• PROBLEM DESCRIPTION:
Scan the data beneath this task and copy each line that includes "автономным".
>> START DATASET ROWS
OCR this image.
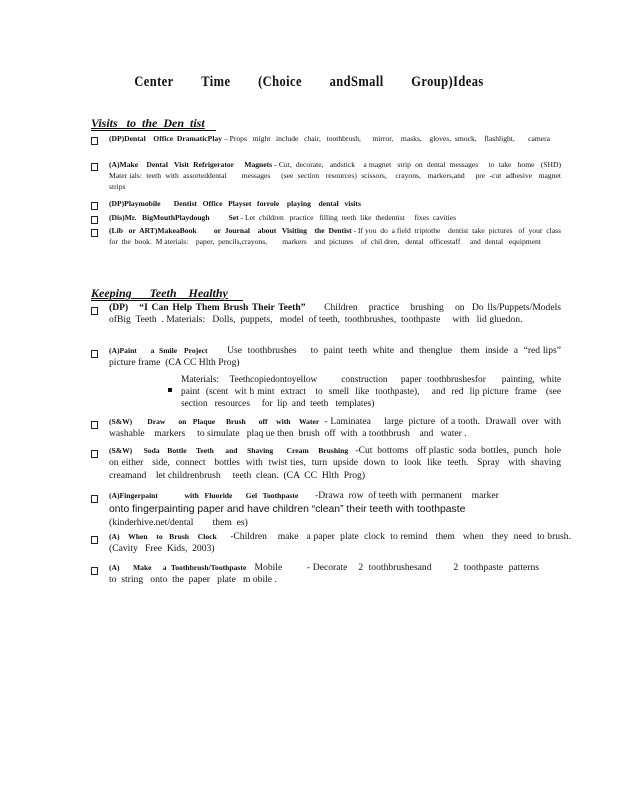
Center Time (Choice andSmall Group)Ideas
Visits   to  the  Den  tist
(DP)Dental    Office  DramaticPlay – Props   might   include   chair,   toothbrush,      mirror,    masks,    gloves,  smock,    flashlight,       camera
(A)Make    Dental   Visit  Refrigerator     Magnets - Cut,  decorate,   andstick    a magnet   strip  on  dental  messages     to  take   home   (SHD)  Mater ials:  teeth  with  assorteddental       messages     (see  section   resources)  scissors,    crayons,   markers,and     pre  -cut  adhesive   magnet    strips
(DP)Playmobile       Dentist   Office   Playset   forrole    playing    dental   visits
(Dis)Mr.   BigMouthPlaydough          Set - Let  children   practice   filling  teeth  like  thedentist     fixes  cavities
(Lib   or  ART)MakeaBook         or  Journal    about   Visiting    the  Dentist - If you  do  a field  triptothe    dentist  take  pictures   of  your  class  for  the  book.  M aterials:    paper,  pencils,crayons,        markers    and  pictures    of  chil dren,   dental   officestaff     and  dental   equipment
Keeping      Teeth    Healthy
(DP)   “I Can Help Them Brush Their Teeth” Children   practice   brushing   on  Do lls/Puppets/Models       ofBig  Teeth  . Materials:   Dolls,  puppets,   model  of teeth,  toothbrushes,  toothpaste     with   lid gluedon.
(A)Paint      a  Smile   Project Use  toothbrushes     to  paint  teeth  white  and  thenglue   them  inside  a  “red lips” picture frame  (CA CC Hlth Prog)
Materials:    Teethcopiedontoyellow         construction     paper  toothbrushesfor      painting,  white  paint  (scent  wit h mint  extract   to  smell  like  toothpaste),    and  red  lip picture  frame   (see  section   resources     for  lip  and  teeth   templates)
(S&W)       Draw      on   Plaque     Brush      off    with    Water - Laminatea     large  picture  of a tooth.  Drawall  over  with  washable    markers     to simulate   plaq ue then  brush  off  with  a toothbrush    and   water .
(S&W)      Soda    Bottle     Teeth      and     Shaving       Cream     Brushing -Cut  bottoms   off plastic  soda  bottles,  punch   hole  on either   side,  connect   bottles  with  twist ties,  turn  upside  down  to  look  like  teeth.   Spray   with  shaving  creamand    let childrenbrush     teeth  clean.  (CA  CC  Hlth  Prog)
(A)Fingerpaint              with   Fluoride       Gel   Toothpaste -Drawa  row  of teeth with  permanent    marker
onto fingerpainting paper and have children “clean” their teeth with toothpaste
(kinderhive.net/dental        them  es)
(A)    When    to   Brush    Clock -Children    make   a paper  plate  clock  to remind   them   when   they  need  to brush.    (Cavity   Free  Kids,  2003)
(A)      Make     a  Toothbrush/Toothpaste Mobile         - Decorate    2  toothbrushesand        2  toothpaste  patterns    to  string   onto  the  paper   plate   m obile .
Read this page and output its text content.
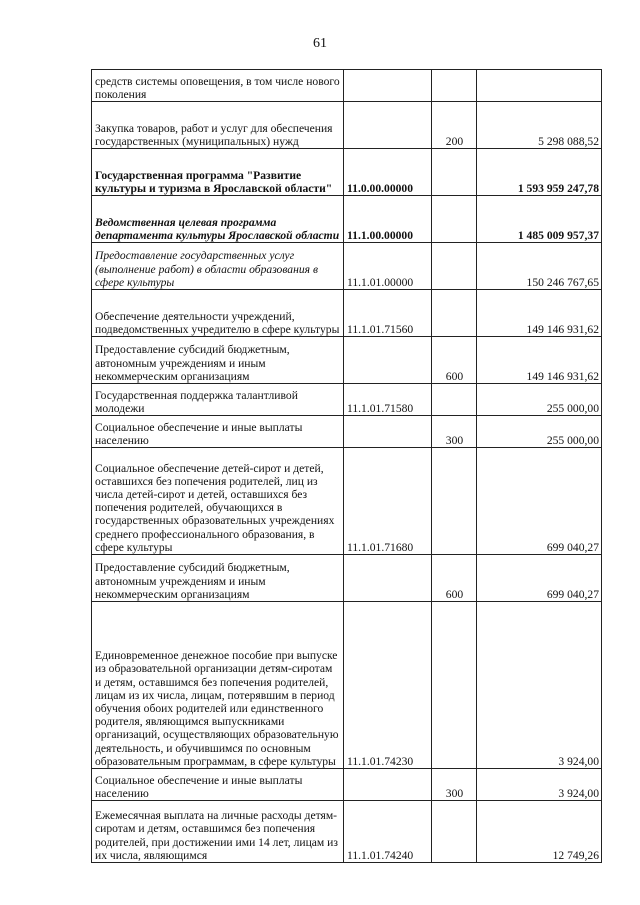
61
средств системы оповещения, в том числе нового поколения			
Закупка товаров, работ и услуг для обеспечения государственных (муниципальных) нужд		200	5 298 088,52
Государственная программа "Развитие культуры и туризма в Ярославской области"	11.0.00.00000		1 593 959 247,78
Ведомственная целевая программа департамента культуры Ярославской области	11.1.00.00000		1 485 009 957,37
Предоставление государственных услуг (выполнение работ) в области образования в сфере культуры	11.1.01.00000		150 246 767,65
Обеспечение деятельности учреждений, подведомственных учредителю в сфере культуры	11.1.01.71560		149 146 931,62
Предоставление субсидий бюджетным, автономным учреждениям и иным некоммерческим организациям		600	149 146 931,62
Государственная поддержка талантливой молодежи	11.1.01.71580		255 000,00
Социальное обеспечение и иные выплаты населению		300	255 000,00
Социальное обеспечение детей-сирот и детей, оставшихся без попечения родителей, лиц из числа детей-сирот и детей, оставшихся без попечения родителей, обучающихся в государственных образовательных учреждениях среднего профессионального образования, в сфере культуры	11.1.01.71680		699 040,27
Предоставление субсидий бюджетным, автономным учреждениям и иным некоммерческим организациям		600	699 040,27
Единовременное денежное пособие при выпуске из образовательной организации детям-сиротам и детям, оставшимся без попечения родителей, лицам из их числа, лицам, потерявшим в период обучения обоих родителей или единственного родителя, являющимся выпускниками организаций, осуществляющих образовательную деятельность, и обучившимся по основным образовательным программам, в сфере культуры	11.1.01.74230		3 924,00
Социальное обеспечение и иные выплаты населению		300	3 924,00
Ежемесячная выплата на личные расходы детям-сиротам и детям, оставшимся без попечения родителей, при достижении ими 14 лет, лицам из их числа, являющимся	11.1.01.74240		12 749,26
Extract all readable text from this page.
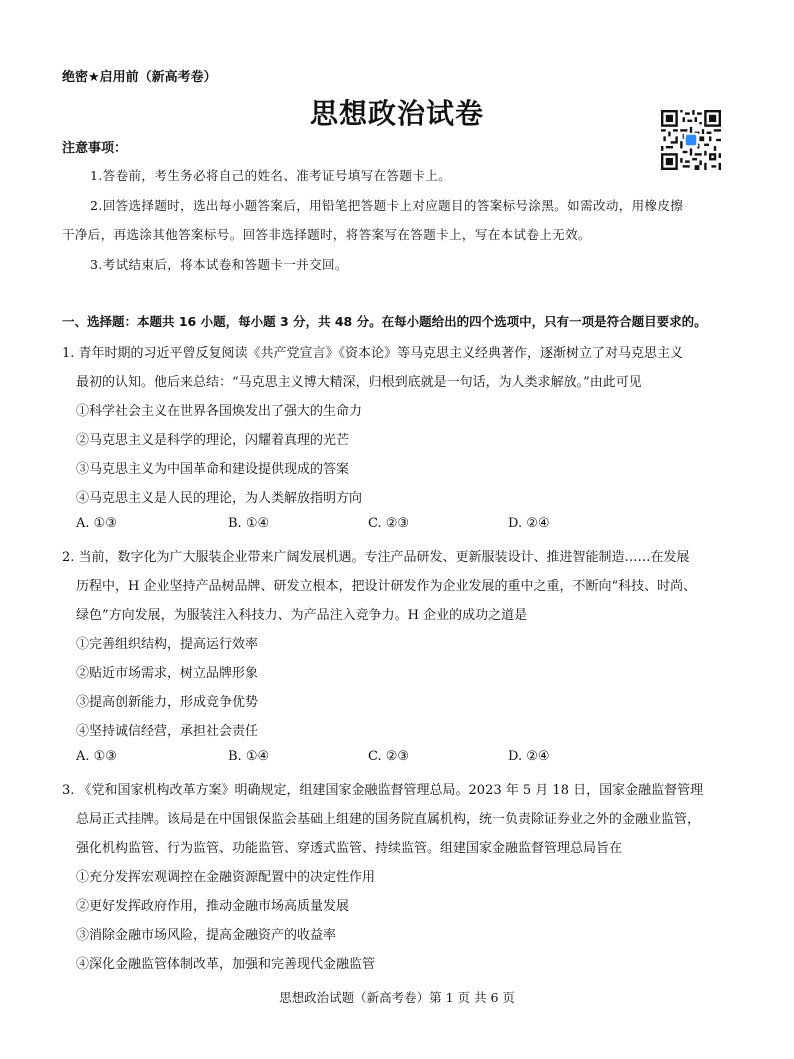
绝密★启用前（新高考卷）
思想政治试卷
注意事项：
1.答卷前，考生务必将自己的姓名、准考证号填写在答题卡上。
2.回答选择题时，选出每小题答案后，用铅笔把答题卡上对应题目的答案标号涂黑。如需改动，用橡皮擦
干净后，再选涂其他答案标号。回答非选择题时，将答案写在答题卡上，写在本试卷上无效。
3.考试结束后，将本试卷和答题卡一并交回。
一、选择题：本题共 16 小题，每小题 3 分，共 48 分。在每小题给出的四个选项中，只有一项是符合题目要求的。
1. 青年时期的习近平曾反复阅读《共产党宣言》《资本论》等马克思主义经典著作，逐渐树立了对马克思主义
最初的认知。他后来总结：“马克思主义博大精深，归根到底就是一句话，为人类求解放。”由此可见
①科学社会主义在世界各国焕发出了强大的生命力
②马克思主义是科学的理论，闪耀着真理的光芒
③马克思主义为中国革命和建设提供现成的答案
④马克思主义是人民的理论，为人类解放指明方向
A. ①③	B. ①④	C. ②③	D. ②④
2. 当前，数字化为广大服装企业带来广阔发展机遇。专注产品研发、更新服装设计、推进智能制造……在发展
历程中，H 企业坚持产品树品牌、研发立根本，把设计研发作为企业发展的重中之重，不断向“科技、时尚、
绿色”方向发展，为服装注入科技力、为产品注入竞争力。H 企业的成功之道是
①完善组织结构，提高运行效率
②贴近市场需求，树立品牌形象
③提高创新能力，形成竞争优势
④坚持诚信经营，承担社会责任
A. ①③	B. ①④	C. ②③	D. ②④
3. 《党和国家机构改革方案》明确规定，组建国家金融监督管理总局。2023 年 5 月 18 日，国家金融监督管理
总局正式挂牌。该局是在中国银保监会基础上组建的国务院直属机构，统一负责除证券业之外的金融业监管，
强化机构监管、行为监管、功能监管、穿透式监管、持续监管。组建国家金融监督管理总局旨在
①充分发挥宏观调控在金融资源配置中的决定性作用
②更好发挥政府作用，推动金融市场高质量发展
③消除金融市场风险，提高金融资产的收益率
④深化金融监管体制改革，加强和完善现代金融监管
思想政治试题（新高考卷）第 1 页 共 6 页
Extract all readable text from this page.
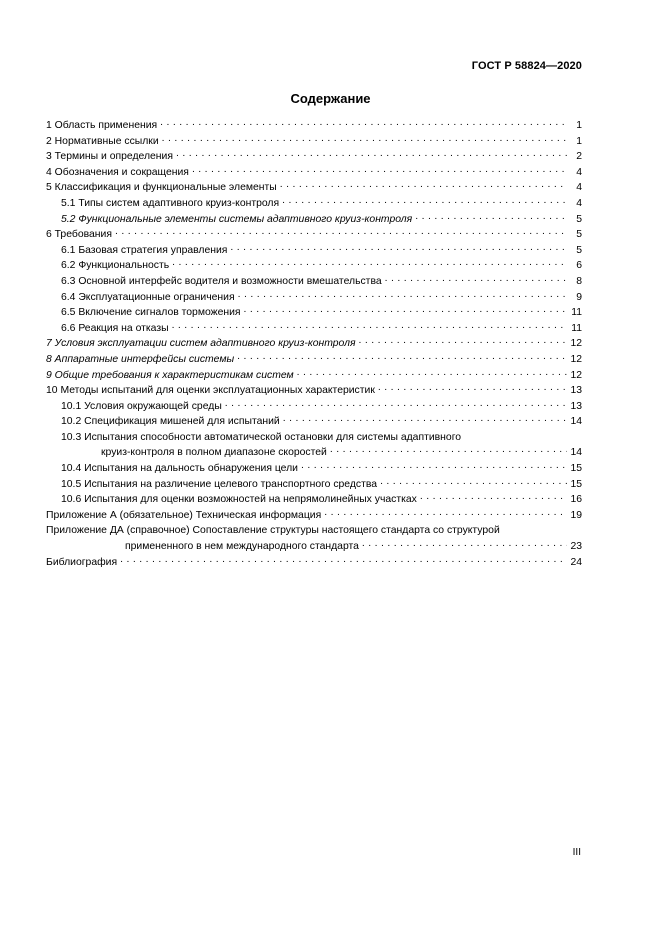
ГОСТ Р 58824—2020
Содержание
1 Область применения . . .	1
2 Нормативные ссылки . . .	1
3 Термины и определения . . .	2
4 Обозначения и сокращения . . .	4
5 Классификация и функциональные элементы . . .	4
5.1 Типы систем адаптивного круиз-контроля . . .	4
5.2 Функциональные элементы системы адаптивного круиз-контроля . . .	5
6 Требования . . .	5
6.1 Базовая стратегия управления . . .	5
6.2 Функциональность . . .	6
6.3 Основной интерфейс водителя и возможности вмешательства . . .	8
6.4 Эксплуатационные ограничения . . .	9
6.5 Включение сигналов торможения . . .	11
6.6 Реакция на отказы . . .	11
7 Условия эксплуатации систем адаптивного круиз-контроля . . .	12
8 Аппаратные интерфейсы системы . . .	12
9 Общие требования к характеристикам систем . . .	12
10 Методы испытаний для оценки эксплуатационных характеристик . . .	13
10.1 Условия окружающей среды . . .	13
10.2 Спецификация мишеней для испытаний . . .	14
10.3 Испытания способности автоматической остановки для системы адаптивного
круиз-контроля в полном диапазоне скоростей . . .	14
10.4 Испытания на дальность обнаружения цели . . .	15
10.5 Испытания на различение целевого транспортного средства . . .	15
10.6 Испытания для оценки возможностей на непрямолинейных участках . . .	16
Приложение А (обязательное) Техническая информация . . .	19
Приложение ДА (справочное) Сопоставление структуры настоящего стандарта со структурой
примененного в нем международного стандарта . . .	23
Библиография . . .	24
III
>> END DATASET ROWS
• WRITTEN ANSWER:
Предоставление субсидий бюджетным, автономным учреждениям и иным некоммерческим организациям		600	149 146 931,62
Предоставление субсидий бюджетным, автономным учреждениям и иным некоммерческим организациям		600	699 040,27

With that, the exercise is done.